Dataset items:
>>>

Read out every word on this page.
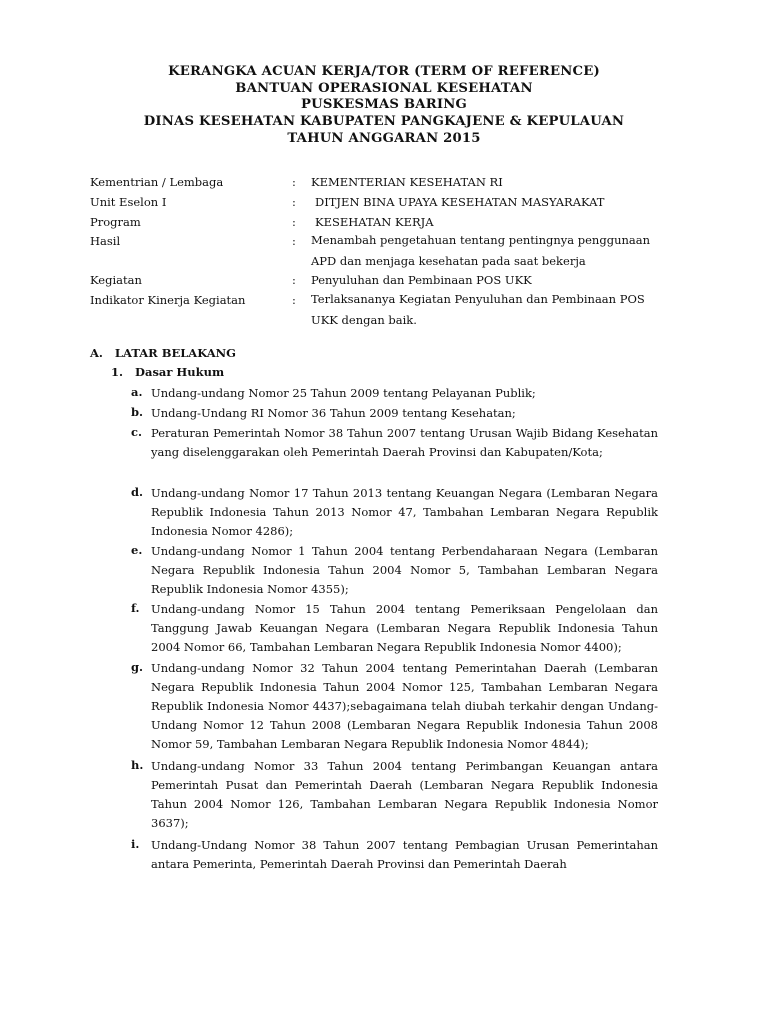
KERANGKA ACUAN KERJA/TOR (TERM OF REFERENCE)
BANTUAN OPERASIONAL KESEHATAN
PUSKESMAS BARING
DINAS KESEHATAN KABUPATEN PANGKAJENE & KEPULAUAN
TAHUN ANGGARAN 2015
Kementrian / Lembaga	: KEMENTERIAN KESEHATAN RI
Unit Eselon I	: DITJEN BINA UPAYA KESEHATAN MASYARAKAT
Program	: KESEHATAN KERJA
Hasil	: Menambah pengetahuan tentang pentingnya penggunaan APD dan menjaga kesehatan pada saat bekerja
Kegiatan	: Penyuluhan dan Pembinaan POS UKK
Indikator Kinerja Kegiatan	: Terlaksananya Kegiatan Penyuluhan dan Pembinaan POS UKK dengan baik.
A.   LATAR BELAKANG
1.   Dasar Hukum
a. Undang-undang Nomor 25 Tahun 2009 tentang Pelayanan Publik;
b. Undang-Undang RI Nomor 36 Tahun 2009 tentang Kesehatan;
c. Peraturan Pemerintah Nomor 38 Tahun 2007 tentang Urusan Wajib Bidang Kesehatan yang diselenggarakan oleh Pemerintah Daerah Provinsi dan Kabupaten/Kota;
d. Undang-undang Nomor 17 Tahun 2013 tentang Keuangan Negara (Lembaran Negara Republik Indonesia Tahun 2013 Nomor 47, Tambahan Lembaran Negara Republik Indonesia Nomor 4286);
e. Undang-undang Nomor 1 Tahun 2004 tentang Perbendaharaan Negara (Lembaran Negara Republik Indonesia Tahun 2004 Nomor 5, Tambahan Lembaran Negara Republik Indonesia Nomor 4355);
f. Undang-undang Nomor 15 Tahun 2004 tentang Pemeriksaan Pengelolaan dan Tanggung Jawab Keuangan Negara (Lembaran Negara Republik Indonesia Tahun 2004 Nomor 66, Tambahan Lembaran Negara Republik Indonesia Nomor 4400);
g. Undang-undang Nomor 32 Tahun 2004 tentang Pemerintahan Daerah (Lembaran Negara Republik Indonesia Tahun 2004 Nomor 125, Tambahan Lembaran Negara Republik Indonesia Nomor 4437);sebagaimana telah diubah terkahir dengan Undang-Undang Nomor 12 Tahun 2008 (Lembaran Negara Republik Indonesia Tahun 2008 Nomor 59, Tambahan Lembaran Negara Republik Indonesia Nomor 4844);
h. Undang-undang Nomor 33 Tahun 2004 tentang Perimbangan Keuangan antara Pemerintah Pusat dan Pemerintah Daerah (Lembaran Negara Republik Indonesia Tahun 2004 Nomor 126, Tambahan Lembaran Negara Republik Indonesia Nomor 3637);
i. Undang-Undang Nomor 38 Tahun 2007 tentang Pembagian Urusan Pemerintahan antara Pemerinta, Pemerintah Daerah Provinsi dan Pemerintah Daerah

<<<

**GOAL:** Say, as a bare number, how many lines in the entries above include the string "Keuangan".

**WORKED ANSWER:** 3